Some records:
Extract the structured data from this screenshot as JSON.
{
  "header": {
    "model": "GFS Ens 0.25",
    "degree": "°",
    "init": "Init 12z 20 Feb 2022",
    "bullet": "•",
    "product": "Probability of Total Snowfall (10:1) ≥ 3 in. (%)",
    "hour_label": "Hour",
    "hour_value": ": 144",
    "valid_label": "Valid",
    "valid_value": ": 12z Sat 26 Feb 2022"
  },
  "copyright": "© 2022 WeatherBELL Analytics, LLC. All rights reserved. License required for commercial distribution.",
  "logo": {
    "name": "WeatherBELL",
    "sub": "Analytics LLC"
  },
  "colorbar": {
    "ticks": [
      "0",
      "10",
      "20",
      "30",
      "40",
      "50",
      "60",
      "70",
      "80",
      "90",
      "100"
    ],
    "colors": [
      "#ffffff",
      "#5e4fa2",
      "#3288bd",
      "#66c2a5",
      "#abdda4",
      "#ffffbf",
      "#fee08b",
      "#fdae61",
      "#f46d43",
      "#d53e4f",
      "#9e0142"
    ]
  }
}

- Given problem -
All the data must be duplicated exactly, with nothing added or removed.

- Worked answer -
Extract the structured data from this screenshot as JSON.
{
  "header": {
    "model": "GFS Ens 0.25",
    "degree": "°",
    "init": "Init 12z 20 Feb 2022",
    "bullet": "•",
    "product": "Probability of Total Snowfall (10:1) ≥ 3 in. (%)",
    "hour_label": "Hour",
    "hour_value": ": 144",
    "valid_label": "Valid",
    "valid_value": ": 12z Sat 26 Feb 2022"
  },
  "copyright": "© 2022 WeatherBELL Analytics, LLC. All rights reserved. License required for commercial distribution.",
  "logo": {
    "name": "WeatherBELL",
    "sub": "Analytics LLC"
  },
  "colorbar": {
    "ticks": [
      "0",
      "10",
      "20",
      "30",
      "40",
      "50",
      "60",
      "70",
      "80",
      "90",
      "100"
    ],
    "colors": [
      "#ffffff",
      "#5e4fa2",
      "#3288bd",
      "#66c2a5",
      "#abdda4",
      "#ffffbf",
      "#fee08b",
      "#fdae61",
      "#f46d43",
      "#d53e4f",
      "#9e0142"
    ]
  }
}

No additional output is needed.